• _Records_

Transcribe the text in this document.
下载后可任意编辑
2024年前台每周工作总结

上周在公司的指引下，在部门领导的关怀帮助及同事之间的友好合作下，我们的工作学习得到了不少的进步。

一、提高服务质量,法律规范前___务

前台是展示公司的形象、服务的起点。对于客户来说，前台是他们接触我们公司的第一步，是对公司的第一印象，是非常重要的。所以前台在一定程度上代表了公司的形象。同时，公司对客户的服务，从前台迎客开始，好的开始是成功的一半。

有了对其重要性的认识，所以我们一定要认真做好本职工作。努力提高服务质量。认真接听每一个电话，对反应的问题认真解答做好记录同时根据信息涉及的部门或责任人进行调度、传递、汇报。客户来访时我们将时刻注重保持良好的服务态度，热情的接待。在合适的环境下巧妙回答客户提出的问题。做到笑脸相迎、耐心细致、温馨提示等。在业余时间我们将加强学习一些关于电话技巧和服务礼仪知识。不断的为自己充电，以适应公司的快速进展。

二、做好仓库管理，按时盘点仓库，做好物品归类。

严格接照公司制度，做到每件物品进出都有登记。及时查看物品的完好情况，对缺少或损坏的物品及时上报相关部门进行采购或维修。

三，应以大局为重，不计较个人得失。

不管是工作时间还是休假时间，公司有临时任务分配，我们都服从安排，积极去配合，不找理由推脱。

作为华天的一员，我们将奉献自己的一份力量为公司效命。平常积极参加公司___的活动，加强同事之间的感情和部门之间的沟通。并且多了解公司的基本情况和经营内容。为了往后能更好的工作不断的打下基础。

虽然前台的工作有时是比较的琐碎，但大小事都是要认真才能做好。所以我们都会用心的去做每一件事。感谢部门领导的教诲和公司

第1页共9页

* * *

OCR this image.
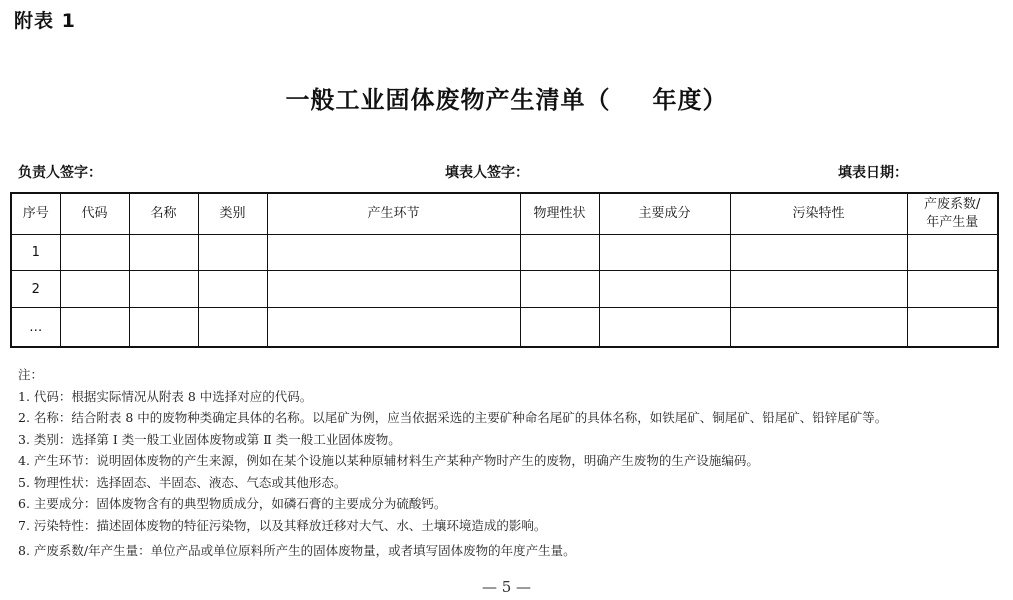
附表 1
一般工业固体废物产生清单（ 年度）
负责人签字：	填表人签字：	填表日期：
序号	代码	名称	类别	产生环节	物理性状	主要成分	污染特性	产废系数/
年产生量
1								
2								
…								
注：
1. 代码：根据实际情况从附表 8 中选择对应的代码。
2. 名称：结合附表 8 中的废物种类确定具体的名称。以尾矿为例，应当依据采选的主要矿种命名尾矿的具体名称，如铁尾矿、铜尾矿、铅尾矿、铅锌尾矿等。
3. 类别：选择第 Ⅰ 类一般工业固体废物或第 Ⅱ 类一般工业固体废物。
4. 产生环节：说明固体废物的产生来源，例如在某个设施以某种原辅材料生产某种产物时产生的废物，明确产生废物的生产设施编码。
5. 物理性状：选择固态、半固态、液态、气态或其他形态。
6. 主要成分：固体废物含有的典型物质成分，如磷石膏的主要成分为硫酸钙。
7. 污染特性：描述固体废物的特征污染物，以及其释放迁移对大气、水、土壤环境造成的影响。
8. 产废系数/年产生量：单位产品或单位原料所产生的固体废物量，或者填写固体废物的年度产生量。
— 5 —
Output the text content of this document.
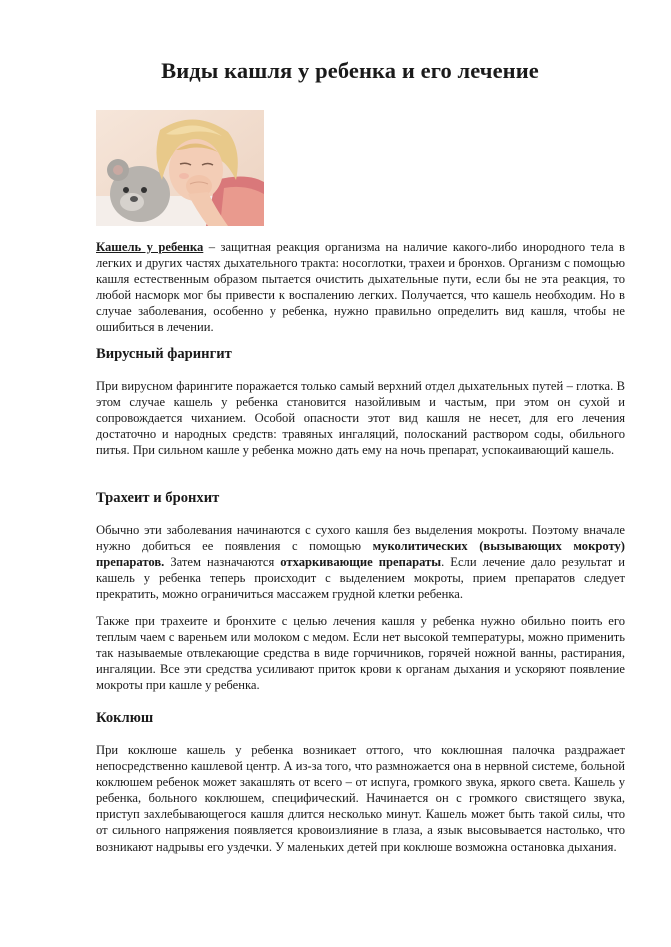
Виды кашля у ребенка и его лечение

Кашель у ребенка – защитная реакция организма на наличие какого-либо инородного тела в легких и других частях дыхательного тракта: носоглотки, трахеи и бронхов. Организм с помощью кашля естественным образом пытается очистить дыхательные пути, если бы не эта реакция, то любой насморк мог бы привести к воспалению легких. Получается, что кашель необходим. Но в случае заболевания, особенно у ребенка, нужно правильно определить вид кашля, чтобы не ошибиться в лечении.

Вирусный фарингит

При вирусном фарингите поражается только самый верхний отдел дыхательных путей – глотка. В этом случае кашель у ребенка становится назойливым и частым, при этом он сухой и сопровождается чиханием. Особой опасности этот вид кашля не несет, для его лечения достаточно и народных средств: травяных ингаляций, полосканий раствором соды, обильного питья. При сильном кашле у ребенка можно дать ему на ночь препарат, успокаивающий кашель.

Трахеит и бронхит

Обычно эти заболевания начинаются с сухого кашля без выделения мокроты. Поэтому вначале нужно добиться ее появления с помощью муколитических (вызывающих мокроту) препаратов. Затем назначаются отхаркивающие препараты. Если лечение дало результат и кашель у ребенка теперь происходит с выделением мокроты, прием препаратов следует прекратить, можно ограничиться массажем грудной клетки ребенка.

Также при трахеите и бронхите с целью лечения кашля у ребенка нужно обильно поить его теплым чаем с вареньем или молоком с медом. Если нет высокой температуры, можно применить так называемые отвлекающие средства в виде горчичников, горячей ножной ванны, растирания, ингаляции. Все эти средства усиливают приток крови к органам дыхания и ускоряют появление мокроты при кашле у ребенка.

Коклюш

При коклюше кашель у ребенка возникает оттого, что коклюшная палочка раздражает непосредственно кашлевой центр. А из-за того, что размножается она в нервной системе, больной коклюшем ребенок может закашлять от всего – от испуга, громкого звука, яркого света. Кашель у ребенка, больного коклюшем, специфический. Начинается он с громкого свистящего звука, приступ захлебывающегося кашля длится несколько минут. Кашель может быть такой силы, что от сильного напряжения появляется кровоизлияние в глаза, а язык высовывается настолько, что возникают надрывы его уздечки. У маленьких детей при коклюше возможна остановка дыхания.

• _DESCRIPTION OF THE TASK_
Filter the records above for "this" and copy every matching line.

• _RESPONSE_
Transcribe the text in this document.
OCR this image.
Output the text content of this document.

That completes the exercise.